Start of DATA SUPPLIED

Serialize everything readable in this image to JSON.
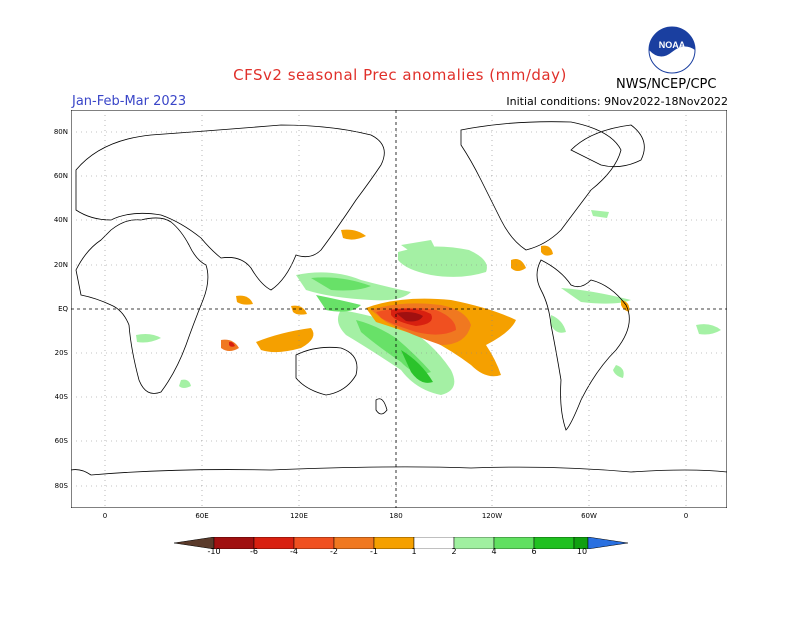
{
  "header": {
    "title": "CFSv2 seasonal Prec anomalies (mm/day)",
    "season": "Jan-Feb-Mar 2023",
    "initial_conditions": "Initial conditions: 9Nov2022-18Nov2022",
    "org": "NWS/NCEP/CPC",
    "logo_text": "NOAA"
  },
  "map": {
    "lat_labels": [
      "80N",
      "60N",
      "40N",
      "20N",
      "EQ",
      "20S",
      "40S",
      "60S",
      "80S"
    ],
    "lon_labels": [
      "0",
      "60E",
      "120E",
      "180",
      "120W",
      "60W",
      "0"
    ]
  },
  "colorbar": {
    "labels": [
      "-10",
      "-6",
      "-4",
      "-2",
      "-1",
      "1",
      "2",
      "4",
      "6",
      "10"
    ],
    "colors": [
      "#5a3a2a",
      "#a01010",
      "#d82010",
      "#f05020",
      "#f07820",
      "#f5a000",
      "#ffffff",
      "#a0f0a0",
      "#60e060",
      "#20c020",
      "#10a010",
      "#2a70e0"
    ]
  }
}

End of DATA SUPPLIED

Give back the whole listing as it stands, minus its pictures.

Serialize everything readable in this image to JSON.
{
  "header": {
    "title": "CFSv2 seasonal Prec anomalies (mm/day)",
    "season": "Jan-Feb-Mar 2023",
    "initial_conditions": "Initial conditions: 9Nov2022-18Nov2022",
    "org": "NWS/NCEP/CPC",
    "logo_text": "NOAA"
  },
  "map": {
    "lat_labels": [
      "80N",
      "60N",
      "40N",
      "20N",
      "EQ",
      "20S",
      "40S",
      "60S",
      "80S"
    ],
    "lon_labels": [
      "0",
      "60E",
      "120E",
      "180",
      "120W",
      "60W",
      "0"
    ]
  },
  "colorbar": {
    "labels": [
      "-10",
      "-6",
      "-4",
      "-2",
      "-1",
      "1",
      "2",
      "4",
      "6",
      "10"
    ],
    "colors": [
      "#5a3a2a",
      "#a01010",
      "#d82010",
      "#f05020",
      "#f07820",
      "#f5a000",
      "#ffffff",
      "#a0f0a0",
      "#60e060",
      "#20c020",
      "#10a010",
      "#2a70e0"
    ]
  }
}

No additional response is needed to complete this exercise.